* begin Rows *

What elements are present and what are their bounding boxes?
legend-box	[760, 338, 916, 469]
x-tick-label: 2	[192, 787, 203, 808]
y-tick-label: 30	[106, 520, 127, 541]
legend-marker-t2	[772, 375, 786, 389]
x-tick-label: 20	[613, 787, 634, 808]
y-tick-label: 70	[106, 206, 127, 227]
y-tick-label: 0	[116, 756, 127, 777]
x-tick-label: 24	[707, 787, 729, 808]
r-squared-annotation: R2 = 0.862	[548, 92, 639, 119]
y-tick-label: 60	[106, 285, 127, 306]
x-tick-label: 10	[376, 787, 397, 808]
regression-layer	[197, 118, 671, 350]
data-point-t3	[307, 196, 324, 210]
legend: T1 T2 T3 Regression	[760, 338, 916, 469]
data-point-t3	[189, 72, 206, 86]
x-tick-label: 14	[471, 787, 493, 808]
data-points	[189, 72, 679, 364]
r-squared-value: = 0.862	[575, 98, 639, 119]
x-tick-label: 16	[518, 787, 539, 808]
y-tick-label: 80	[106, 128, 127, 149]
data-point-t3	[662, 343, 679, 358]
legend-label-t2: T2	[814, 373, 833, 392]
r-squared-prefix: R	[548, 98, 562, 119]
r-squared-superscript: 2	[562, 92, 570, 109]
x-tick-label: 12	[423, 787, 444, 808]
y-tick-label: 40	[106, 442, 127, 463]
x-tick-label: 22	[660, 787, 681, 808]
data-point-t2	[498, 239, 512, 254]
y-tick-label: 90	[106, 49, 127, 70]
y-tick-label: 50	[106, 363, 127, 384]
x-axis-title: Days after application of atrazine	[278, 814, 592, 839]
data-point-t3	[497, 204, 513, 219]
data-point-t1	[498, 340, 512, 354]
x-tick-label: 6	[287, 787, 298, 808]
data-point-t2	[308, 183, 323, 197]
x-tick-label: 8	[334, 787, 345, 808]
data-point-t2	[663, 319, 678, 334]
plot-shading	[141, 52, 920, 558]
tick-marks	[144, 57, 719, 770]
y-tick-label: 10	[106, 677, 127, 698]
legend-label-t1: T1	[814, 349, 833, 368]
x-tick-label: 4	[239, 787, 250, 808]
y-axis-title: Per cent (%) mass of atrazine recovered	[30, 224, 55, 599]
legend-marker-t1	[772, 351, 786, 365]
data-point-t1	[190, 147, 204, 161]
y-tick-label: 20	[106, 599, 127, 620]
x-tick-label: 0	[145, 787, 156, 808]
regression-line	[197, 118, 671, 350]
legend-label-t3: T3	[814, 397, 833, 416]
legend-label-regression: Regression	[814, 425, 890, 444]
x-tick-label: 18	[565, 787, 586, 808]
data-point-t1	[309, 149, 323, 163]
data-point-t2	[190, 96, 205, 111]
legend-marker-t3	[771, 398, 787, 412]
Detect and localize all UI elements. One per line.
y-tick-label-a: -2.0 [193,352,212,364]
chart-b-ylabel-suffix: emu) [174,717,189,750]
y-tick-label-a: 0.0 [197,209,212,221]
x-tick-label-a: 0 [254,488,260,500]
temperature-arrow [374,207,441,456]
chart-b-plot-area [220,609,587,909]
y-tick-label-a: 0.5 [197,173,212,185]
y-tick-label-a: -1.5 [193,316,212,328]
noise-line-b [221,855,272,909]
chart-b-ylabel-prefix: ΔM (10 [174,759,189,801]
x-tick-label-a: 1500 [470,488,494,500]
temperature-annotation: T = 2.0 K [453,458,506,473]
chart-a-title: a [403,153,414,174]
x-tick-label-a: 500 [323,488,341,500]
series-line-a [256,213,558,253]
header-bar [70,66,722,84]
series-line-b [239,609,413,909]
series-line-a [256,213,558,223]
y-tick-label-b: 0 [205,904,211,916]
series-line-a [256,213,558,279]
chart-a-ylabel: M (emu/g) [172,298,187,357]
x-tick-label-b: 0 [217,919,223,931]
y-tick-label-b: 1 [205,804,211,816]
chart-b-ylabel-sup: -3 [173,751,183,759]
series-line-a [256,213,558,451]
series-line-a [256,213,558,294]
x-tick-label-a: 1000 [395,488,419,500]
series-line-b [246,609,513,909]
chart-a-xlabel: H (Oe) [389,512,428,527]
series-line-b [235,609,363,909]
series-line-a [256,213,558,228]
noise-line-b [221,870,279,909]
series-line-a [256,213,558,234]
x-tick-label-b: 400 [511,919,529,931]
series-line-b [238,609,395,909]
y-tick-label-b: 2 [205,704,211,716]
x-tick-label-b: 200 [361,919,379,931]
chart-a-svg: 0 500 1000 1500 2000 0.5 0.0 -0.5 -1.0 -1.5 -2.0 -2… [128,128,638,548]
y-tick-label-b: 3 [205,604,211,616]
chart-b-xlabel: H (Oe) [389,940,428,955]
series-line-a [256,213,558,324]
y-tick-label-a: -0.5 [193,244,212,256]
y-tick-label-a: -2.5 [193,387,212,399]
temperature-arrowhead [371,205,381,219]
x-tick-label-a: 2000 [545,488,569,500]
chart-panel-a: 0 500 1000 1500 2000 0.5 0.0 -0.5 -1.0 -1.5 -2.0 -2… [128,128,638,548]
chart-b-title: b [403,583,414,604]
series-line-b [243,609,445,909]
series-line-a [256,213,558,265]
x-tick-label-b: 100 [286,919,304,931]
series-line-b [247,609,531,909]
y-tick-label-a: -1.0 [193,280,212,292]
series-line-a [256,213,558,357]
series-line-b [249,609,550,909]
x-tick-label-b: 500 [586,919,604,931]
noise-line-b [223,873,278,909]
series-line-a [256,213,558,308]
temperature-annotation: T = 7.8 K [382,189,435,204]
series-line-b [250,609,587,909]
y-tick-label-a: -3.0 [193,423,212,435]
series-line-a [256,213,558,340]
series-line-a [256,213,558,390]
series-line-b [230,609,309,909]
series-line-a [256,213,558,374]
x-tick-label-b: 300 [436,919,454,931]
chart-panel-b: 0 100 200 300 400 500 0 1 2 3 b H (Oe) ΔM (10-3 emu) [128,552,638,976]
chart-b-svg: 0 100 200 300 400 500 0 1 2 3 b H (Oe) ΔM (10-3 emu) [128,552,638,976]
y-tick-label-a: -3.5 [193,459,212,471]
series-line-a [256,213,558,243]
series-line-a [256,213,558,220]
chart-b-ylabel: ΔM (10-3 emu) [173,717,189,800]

* end Rows *

_What is needed_
Rewrite all of the data above, swapping each "atrazine" for "simazine" and leaving every other character unchanged.

_Answer to the exercise_
What elements are present and what are their bounding boxes?
legend-box	[760, 338, 916, 469]
x-tick-label: 2	[192, 787, 203, 808]
y-tick-label: 30	[106, 520, 127, 541]
legend-marker-t2	[772, 375, 786, 389]
x-tick-label: 20	[613, 787, 634, 808]
y-tick-label: 70	[106, 206, 127, 227]
y-tick-label: 0	[116, 756, 127, 777]
x-tick-label: 24	[707, 787, 729, 808]
r-squared-annotation: R2 = 0.862	[548, 92, 639, 119]
y-tick-label: 60	[106, 285, 127, 306]
x-tick-label: 10	[376, 787, 397, 808]
regression-layer	[197, 118, 671, 350]
data-point-t3	[307, 196, 324, 210]
legend: T1 T2 T3 Regression	[760, 338, 916, 469]
data-point-t3	[189, 72, 206, 86]
x-tick-label: 14	[471, 787, 493, 808]
data-points	[189, 72, 679, 364]
r-squared-value: = 0.862	[575, 98, 639, 119]
x-tick-label: 16	[518, 787, 539, 808]
y-tick-label: 80	[106, 128, 127, 149]
data-point-t3	[662, 343, 679, 358]
legend-label-t2: T2	[814, 373, 833, 392]
r-squared-prefix: R	[548, 98, 562, 119]
r-squared-superscript: 2	[562, 92, 570, 109]
x-tick-label: 12	[423, 787, 444, 808]
y-tick-label: 40	[106, 442, 127, 463]
x-tick-label: 22	[660, 787, 681, 808]
data-point-t2	[498, 239, 512, 254]
y-tick-label: 90	[106, 49, 127, 70]
y-tick-label: 50	[106, 363, 127, 384]
x-axis-title: Days after application of simazine	[278, 814, 592, 839]
data-point-t3	[497, 204, 513, 219]
data-point-t1	[498, 340, 512, 354]
x-tick-label: 6	[287, 787, 298, 808]
data-point-t2	[308, 183, 323, 197]
x-tick-label: 8	[334, 787, 345, 808]
data-point-t2	[663, 319, 678, 334]
plot-shading	[141, 52, 920, 558]
tick-marks	[144, 57, 719, 770]
y-tick-label: 10	[106, 677, 127, 698]
legend-label-t1: T1	[814, 349, 833, 368]
x-tick-label: 4	[239, 787, 250, 808]
y-axis-title: Per cent (%) mass of simazine recovered	[30, 224, 55, 599]
legend-marker-t1	[772, 351, 786, 365]
data-point-t1	[190, 147, 204, 161]
y-tick-label: 20	[106, 599, 127, 620]
x-tick-label: 0	[145, 787, 156, 808]
regression-line	[197, 118, 671, 350]
legend-label-t3: T3	[814, 397, 833, 416]
legend-label-regression: Regression	[814, 425, 890, 444]
x-tick-label: 18	[565, 787, 586, 808]
data-point-t1	[309, 149, 323, 163]
data-point-t2	[190, 96, 205, 111]
legend-marker-t3	[771, 398, 787, 412]
Detect and localize all UI elements. One per line.
y-tick-label-a: -2.0 [193,352,212,364]
chart-b-ylabel-suffix: emu) [174,717,189,750]
y-tick-label-a: 0.0 [197,209,212,221]
x-tick-label-a: 0 [254,488,260,500]
temperature-arrow [374,207,441,456]
chart-b-plot-area [220,609,587,909]
y-tick-label-a: 0.5 [197,173,212,185]
y-tick-label-a: -1.5 [193,316,212,328]
noise-line-b [221,855,272,909]
chart-b-ylabel-prefix: ΔM (10 [174,759,189,801]
x-tick-label-a: 1500 [470,488,494,500]
temperature-annotation: T = 2.0 K [453,458,506,473]
chart-a-title: a [403,153,414,174]
x-tick-label-a: 500 [323,488,341,500]
series-line-a [256,213,558,253]
header-bar [70,66,722,84]
series-line-b [239,609,413,909]
series-line-a [256,213,558,223]
y-tick-label-b: 0 [205,904,211,916]
series-line-a [256,213,558,279]
chart-a-ylabel: M (emu/g) [172,298,187,357]
x-tick-label-b: 0 [217,919,223,931]
y-tick-label-b: 1 [205,804,211,816]
chart-b-ylabel-sup: -3 [173,751,183,759]
series-line-a [256,213,558,451]
series-line-a [256,213,558,294]
x-tick-label-a: 1000 [395,488,419,500]
series-line-b [246,609,513,909]
chart-a-xlabel: H (Oe) [389,512,428,527]
series-line-b [235,609,363,909]
series-line-a [256,213,558,228]
noise-line-b [221,870,279,909]
series-line-a [256,213,558,234]
x-tick-label-b: 400 [511,919,529,931]
series-line-b [238,609,395,909]
y-tick-label-b: 2 [205,704,211,716]
x-tick-label-b: 200 [361,919,379,931]
chart-a-svg: 0 500 1000 1500 2000 0.5 0.0 -0.5 -1.0 -1.5 -2.0 -2… [128,128,638,548]
y-tick-label-b: 3 [205,604,211,616]
chart-b-xlabel: H (Oe) [389,940,428,955]
series-line-a [256,213,558,324]
y-tick-label-a: -0.5 [193,244,212,256]
y-tick-label-a: -2.5 [193,387,212,399]
temperature-arrowhead [371,205,381,219]
x-tick-label-a: 2000 [545,488,569,500]
chart-panel-a: 0 500 1000 1500 2000 0.5 0.0 -0.5 -1.0 -1.5 -2.0 -2… [128,128,638,548]
chart-b-title: b [403,583,414,604]
series-line-b [243,609,445,909]
series-line-a [256,213,558,265]
x-tick-label-b: 100 [286,919,304,931]
series-line-b [247,609,531,909]
y-tick-label-a: -1.0 [193,280,212,292]
series-line-a [256,213,558,357]
series-line-b [249,609,550,909]
x-tick-label-b: 500 [586,919,604,931]
noise-line-b [223,873,278,909]
series-line-a [256,213,558,308]
temperature-annotation: T = 7.8 K [382,189,435,204]
series-line-b [250,609,587,909]
y-tick-label-a: -3.0 [193,423,212,435]
series-line-a [256,213,558,340]
series-line-a [256,213,558,390]
series-line-b [230,609,309,909]
series-line-a [256,213,558,374]
x-tick-label-b: 300 [436,919,454,931]
chart-panel-b: 0 100 200 300 400 500 0 1 2 3 b H (Oe) ΔM (10-3 emu) [128,552,638,976]
chart-b-svg: 0 100 200 300 400 500 0 1 2 3 b H (Oe) ΔM (10-3 emu) [128,552,638,976]
y-tick-label-a: -3.5 [193,459,212,471]
series-line-a [256,213,558,243]
series-line-a [256,213,558,220]
chart-b-ylabel: ΔM (10-3 emu) [173,717,189,800]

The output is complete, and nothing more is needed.